Where a line of the listing below includes the word "color", reproduce that line.

Dataset listings of figures:
_ _ _ _ _ _ _
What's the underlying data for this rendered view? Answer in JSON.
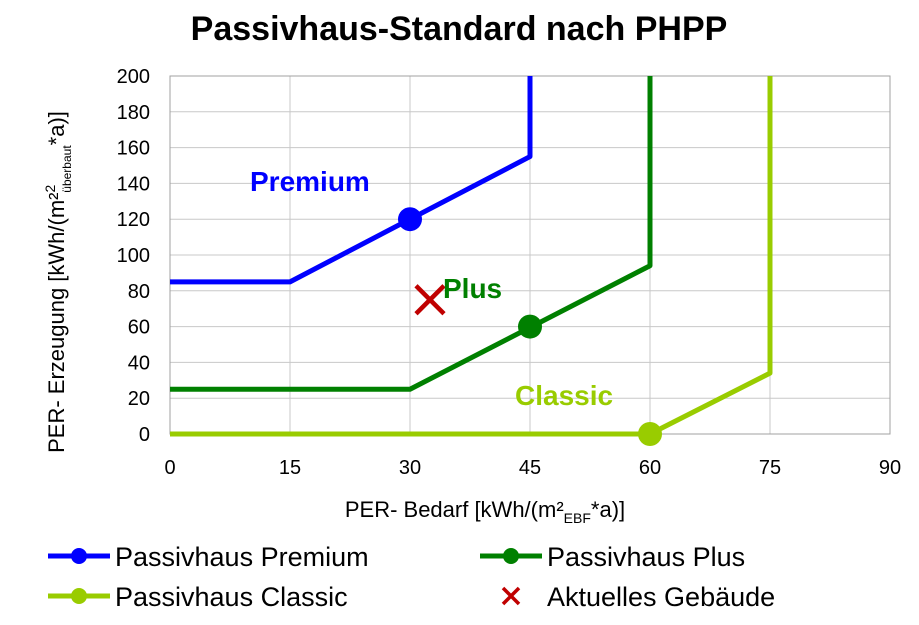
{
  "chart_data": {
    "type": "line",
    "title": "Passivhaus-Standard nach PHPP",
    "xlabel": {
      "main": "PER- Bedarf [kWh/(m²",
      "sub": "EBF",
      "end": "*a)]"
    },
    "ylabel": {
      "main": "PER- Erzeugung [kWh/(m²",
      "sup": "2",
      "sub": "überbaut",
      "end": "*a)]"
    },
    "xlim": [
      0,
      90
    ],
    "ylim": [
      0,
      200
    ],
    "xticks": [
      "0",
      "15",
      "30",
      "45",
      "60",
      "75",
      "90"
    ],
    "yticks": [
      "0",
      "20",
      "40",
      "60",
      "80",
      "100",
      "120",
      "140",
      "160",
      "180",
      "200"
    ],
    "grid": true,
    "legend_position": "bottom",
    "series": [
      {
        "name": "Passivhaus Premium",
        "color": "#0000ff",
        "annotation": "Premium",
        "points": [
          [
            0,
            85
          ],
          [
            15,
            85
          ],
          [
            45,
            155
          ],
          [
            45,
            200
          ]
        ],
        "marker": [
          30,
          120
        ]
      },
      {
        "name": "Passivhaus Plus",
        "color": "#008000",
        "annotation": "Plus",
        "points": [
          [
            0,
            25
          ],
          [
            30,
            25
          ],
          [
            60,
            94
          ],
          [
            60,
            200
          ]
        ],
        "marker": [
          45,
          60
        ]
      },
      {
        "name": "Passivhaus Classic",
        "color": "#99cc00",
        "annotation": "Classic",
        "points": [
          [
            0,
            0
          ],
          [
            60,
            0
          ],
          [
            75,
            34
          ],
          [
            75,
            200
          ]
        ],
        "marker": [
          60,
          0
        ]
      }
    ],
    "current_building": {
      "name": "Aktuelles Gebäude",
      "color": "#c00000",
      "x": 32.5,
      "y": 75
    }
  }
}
_ _ _ _ _ _ _
#### [FULL SOLUTION]
        "color": "#0000ff",
        "color": "#008000",
        "color": "#99cc00",
      "color": "#c00000",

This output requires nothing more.